THE PROBLEM -> Skip the pictures and quote all of the lines exactly.

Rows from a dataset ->
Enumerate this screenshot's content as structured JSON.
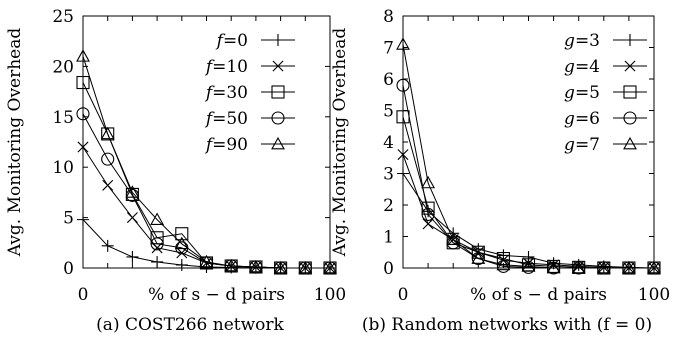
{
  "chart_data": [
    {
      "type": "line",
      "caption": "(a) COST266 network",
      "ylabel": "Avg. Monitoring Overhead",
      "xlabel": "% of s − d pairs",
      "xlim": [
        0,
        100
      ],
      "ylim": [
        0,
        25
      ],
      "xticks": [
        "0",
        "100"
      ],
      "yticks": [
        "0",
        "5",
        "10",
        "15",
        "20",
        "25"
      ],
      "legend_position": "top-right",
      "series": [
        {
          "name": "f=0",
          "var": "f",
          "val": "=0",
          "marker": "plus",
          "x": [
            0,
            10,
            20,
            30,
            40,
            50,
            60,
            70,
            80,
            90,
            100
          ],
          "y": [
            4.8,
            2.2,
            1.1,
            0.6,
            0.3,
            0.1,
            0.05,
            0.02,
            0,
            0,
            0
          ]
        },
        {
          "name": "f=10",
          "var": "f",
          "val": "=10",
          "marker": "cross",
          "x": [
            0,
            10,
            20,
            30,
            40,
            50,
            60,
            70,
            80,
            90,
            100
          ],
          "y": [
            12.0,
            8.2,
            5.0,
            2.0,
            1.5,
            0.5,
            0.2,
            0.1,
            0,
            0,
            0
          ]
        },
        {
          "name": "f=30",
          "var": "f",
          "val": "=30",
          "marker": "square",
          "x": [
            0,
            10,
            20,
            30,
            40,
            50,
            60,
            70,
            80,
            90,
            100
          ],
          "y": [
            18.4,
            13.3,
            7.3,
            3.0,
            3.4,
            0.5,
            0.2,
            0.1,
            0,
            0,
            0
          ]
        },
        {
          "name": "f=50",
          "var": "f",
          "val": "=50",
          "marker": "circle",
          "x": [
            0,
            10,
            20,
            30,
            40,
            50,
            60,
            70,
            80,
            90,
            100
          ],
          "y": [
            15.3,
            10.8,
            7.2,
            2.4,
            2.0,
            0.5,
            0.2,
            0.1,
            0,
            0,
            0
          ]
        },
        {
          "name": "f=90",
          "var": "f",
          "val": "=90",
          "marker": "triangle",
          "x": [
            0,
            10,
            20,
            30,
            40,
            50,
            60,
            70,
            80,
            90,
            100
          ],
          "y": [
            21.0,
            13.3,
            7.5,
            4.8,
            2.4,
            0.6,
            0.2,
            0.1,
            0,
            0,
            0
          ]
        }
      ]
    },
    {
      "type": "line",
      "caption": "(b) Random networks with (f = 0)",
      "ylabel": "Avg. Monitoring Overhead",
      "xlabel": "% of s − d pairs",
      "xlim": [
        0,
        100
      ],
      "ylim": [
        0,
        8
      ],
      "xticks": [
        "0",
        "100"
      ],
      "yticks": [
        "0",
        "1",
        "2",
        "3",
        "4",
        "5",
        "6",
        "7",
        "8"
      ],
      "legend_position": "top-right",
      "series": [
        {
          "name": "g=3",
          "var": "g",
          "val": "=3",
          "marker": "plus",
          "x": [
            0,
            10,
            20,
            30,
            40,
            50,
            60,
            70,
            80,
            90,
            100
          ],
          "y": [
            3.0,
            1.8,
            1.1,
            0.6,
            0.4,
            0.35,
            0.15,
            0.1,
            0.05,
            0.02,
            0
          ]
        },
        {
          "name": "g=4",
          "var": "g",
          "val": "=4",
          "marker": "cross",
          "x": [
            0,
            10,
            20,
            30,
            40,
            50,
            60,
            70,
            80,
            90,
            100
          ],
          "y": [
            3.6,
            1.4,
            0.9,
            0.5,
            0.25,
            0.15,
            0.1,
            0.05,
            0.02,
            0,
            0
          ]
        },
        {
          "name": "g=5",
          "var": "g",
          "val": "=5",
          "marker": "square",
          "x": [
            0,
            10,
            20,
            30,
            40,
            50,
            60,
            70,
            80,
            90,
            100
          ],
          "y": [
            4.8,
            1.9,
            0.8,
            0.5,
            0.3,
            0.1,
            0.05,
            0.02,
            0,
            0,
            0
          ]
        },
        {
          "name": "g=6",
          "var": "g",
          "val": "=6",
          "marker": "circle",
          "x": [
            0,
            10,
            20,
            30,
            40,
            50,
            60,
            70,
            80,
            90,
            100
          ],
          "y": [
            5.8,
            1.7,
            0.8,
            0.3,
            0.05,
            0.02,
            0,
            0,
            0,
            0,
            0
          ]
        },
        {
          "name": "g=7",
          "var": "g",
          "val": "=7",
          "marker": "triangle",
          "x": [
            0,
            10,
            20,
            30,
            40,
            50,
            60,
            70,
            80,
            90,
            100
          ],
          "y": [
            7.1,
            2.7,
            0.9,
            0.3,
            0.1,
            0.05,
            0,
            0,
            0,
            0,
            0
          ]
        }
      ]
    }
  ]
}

SOLUTION BELOW ->
Enumerate this screenshot's content as structured JSON.
{
  "chart_data": [
    {
      "type": "line",
      "caption": "(a) COST266 network",
      "ylabel": "Avg. Monitoring Overhead",
      "xlabel": "% of s − d pairs",
      "xlim": [
        0,
        100
      ],
      "ylim": [
        0,
        25
      ],
      "xticks": [
        "0",
        "100"
      ],
      "yticks": [
        "0",
        "5",
        "10",
        "15",
        "20",
        "25"
      ],
      "legend_position": "top-right",
      "series": [
        {
          "name": "f=0",
          "var": "f",
          "val": "=0",
          "marker": "plus",
          "x": [
            0,
            10,
            20,
            30,
            40,
            50,
            60,
            70,
            80,
            90,
            100
          ],
          "y": [
            4.8,
            2.2,
            1.1,
            0.6,
            0.3,
            0.1,
            0.05,
            0.02,
            0,
            0,
            0
          ]
        },
        {
          "name": "f=10",
          "var": "f",
          "val": "=10",
          "marker": "cross",
          "x": [
            0,
            10,
            20,
            30,
            40,
            50,
            60,
            70,
            80,
            90,
            100
          ],
          "y": [
            12.0,
            8.2,
            5.0,
            2.0,
            1.5,
            0.5,
            0.2,
            0.1,
            0,
            0,
            0
          ]
        },
        {
          "name": "f=30",
          "var": "f",
          "val": "=30",
          "marker": "square",
          "x": [
            0,
            10,
            20,
            30,
            40,
            50,
            60,
            70,
            80,
            90,
            100
          ],
          "y": [
            18.4,
            13.3,
            7.3,
            3.0,
            3.4,
            0.5,
            0.2,
            0.1,
            0,
            0,
            0
          ]
        },
        {
          "name": "f=50",
          "var": "f",
          "val": "=50",
          "marker": "circle",
          "x": [
            0,
            10,
            20,
            30,
            40,
            50,
            60,
            70,
            80,
            90,
            100
          ],
          "y": [
            15.3,
            10.8,
            7.2,
            2.4,
            2.0,
            0.5,
            0.2,
            0.1,
            0,
            0,
            0
          ]
        },
        {
          "name": "f=90",
          "var": "f",
          "val": "=90",
          "marker": "triangle",
          "x": [
            0,
            10,
            20,
            30,
            40,
            50,
            60,
            70,
            80,
            90,
            100
          ],
          "y": [
            21.0,
            13.3,
            7.5,
            4.8,
            2.4,
            0.6,
            0.2,
            0.1,
            0,
            0,
            0
          ]
        }
      ]
    },
    {
      "type": "line",
      "caption": "(b) Random networks with (f = 0)",
      "ylabel": "Avg. Monitoring Overhead",
      "xlabel": "% of s − d pairs",
      "xlim": [
        0,
        100
      ],
      "ylim": [
        0,
        8
      ],
      "xticks": [
        "0",
        "100"
      ],
      "yticks": [
        "0",
        "1",
        "2",
        "3",
        "4",
        "5",
        "6",
        "7",
        "8"
      ],
      "legend_position": "top-right",
      "series": [
        {
          "name": "g=3",
          "var": "g",
          "val": "=3",
          "marker": "plus",
          "x": [
            0,
            10,
            20,
            30,
            40,
            50,
            60,
            70,
            80,
            90,
            100
          ],
          "y": [
            3.0,
            1.8,
            1.1,
            0.6,
            0.4,
            0.35,
            0.15,
            0.1,
            0.05,
            0.02,
            0
          ]
        },
        {
          "name": "g=4",
          "var": "g",
          "val": "=4",
          "marker": "cross",
          "x": [
            0,
            10,
            20,
            30,
            40,
            50,
            60,
            70,
            80,
            90,
            100
          ],
          "y": [
            3.6,
            1.4,
            0.9,
            0.5,
            0.25,
            0.15,
            0.1,
            0.05,
            0.02,
            0,
            0
          ]
        },
        {
          "name": "g=5",
          "var": "g",
          "val": "=5",
          "marker": "square",
          "x": [
            0,
            10,
            20,
            30,
            40,
            50,
            60,
            70,
            80,
            90,
            100
          ],
          "y": [
            4.8,
            1.9,
            0.8,
            0.5,
            0.3,
            0.1,
            0.05,
            0.02,
            0,
            0,
            0
          ]
        },
        {
          "name": "g=6",
          "var": "g",
          "val": "=6",
          "marker": "circle",
          "x": [
            0,
            10,
            20,
            30,
            40,
            50,
            60,
            70,
            80,
            90,
            100
          ],
          "y": [
            5.8,
            1.7,
            0.8,
            0.3,
            0.05,
            0.02,
            0,
            0,
            0,
            0,
            0
          ]
        },
        {
          "name": "g=7",
          "var": "g",
          "val": "=7",
          "marker": "triangle",
          "x": [
            0,
            10,
            20,
            30,
            40,
            50,
            60,
            70,
            80,
            90,
            100
          ],
          "y": [
            7.1,
            2.7,
            0.9,
            0.3,
            0.1,
            0.05,
            0,
            0,
            0,
            0,
            0
          ]
        }
      ]
    }
  ]
}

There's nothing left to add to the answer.